• **Instructions for the task**
Reproduce every line of the items below without changing a single character.

----------

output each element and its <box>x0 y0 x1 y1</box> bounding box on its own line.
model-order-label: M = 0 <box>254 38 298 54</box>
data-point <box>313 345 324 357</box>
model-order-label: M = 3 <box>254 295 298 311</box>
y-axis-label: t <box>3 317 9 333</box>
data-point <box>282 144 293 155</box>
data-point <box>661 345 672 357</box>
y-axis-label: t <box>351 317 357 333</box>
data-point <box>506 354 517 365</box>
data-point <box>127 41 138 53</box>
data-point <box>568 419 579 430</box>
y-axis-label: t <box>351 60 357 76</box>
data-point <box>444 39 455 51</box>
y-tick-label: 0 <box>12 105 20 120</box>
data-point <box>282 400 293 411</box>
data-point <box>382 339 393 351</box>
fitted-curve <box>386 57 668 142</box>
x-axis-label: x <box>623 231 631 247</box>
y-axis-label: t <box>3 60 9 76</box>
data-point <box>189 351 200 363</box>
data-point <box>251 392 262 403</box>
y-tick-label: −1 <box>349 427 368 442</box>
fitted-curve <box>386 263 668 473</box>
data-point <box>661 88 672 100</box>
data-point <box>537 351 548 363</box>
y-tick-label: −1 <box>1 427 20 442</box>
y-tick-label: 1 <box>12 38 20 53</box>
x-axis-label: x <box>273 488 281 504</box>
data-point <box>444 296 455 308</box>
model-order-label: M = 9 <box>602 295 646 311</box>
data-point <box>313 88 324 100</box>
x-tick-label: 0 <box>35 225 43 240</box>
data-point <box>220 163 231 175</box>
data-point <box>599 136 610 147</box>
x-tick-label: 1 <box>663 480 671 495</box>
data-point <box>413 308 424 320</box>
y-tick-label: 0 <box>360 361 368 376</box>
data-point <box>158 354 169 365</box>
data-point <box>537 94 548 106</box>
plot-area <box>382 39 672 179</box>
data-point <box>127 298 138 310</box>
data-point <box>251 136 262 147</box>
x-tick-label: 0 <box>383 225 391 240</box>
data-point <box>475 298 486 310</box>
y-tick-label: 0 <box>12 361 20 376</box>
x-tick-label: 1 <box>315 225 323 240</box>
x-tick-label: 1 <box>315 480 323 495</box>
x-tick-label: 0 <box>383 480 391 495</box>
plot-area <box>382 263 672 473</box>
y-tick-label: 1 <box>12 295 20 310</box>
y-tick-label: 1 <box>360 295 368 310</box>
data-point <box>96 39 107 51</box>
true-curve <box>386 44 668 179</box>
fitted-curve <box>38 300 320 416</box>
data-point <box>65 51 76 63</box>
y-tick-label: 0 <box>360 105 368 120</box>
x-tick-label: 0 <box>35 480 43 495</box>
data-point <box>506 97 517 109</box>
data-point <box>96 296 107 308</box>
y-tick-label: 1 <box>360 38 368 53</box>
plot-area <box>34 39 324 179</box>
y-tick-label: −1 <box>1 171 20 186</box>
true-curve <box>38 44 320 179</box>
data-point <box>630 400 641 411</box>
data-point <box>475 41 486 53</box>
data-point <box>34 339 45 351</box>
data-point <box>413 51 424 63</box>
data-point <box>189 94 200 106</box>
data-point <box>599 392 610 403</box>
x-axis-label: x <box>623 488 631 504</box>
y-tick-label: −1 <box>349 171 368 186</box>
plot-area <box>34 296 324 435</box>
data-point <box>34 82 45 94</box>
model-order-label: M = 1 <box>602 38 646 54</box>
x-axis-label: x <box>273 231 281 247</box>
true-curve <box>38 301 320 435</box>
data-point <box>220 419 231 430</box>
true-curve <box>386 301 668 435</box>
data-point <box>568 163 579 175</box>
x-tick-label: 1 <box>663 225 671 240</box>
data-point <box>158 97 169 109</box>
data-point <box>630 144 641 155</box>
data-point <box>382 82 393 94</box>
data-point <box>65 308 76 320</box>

----------

• **The solution**
output each element and its <box>x0 y0 x1 y1</box> bounding box on its own line.
model-order-label: M = 0 <box>254 38 298 54</box>
data-point <box>313 345 324 357</box>
model-order-label: M = 3 <box>254 295 298 311</box>
y-axis-label: t <box>3 317 9 333</box>
data-point <box>282 144 293 155</box>
data-point <box>661 345 672 357</box>
y-axis-label: t <box>351 317 357 333</box>
data-point <box>506 354 517 365</box>
data-point <box>127 41 138 53</box>
data-point <box>568 419 579 430</box>
y-axis-label: t <box>351 60 357 76</box>
data-point <box>444 39 455 51</box>
y-tick-label: 0 <box>12 105 20 120</box>
data-point <box>282 400 293 411</box>
data-point <box>382 339 393 351</box>
fitted-curve <box>386 57 668 142</box>
x-axis-label: x <box>623 231 631 247</box>
y-axis-label: t <box>3 60 9 76</box>
data-point <box>189 351 200 363</box>
data-point <box>251 392 262 403</box>
y-tick-label: −1 <box>349 427 368 442</box>
fitted-curve <box>386 263 668 473</box>
data-point <box>661 88 672 100</box>
data-point <box>537 351 548 363</box>
y-tick-label: −1 <box>1 427 20 442</box>
y-tick-label: 1 <box>12 38 20 53</box>
x-axis-label: x <box>273 488 281 504</box>
data-point <box>444 296 455 308</box>
model-order-label: M = 9 <box>602 295 646 311</box>
data-point <box>313 88 324 100</box>
x-tick-label: 0 <box>35 225 43 240</box>
data-point <box>220 163 231 175</box>
data-point <box>599 136 610 147</box>
x-tick-label: 1 <box>663 480 671 495</box>
data-point <box>413 308 424 320</box>
y-tick-label: 0 <box>360 361 368 376</box>
data-point <box>158 354 169 365</box>
data-point <box>537 94 548 106</box>
plot-area <box>382 39 672 179</box>
data-point <box>127 298 138 310</box>
data-point <box>251 136 262 147</box>
x-tick-label: 0 <box>383 225 391 240</box>
data-point <box>475 298 486 310</box>
y-tick-label: 0 <box>12 361 20 376</box>
x-tick-label: 1 <box>315 225 323 240</box>
x-tick-label: 1 <box>315 480 323 495</box>
x-tick-label: 0 <box>383 480 391 495</box>
plot-area <box>382 263 672 473</box>
y-tick-label: 1 <box>12 295 20 310</box>
y-tick-label: 1 <box>360 295 368 310</box>
data-point <box>96 39 107 51</box>
true-curve <box>386 44 668 179</box>
fitted-curve <box>38 300 320 416</box>
data-point <box>65 51 76 63</box>
y-tick-label: 0 <box>360 105 368 120</box>
x-tick-label: 0 <box>35 480 43 495</box>
data-point <box>506 97 517 109</box>
data-point <box>96 296 107 308</box>
y-tick-label: 1 <box>360 38 368 53</box>
plot-area <box>34 39 324 179</box>
y-tick-label: −1 <box>1 171 20 186</box>
true-curve <box>38 44 320 179</box>
data-point <box>630 400 641 411</box>
data-point <box>475 41 486 53</box>
data-point <box>34 339 45 351</box>
data-point <box>413 51 424 63</box>
data-point <box>189 94 200 106</box>
data-point <box>599 392 610 403</box>
x-axis-label: x <box>623 488 631 504</box>
y-tick-label: −1 <box>349 171 368 186</box>
plot-area <box>34 296 324 435</box>
data-point <box>34 82 45 94</box>
model-order-label: M = 1 <box>602 38 646 54</box>
x-axis-label: x <box>273 231 281 247</box>
true-curve <box>38 301 320 435</box>
data-point <box>220 419 231 430</box>
true-curve <box>386 301 668 435</box>
data-point <box>568 163 579 175</box>
x-tick-label: 1 <box>663 225 671 240</box>
data-point <box>158 97 169 109</box>
data-point <box>630 144 641 155</box>
data-point <box>382 82 393 94</box>
data-point <box>65 308 76 320</box>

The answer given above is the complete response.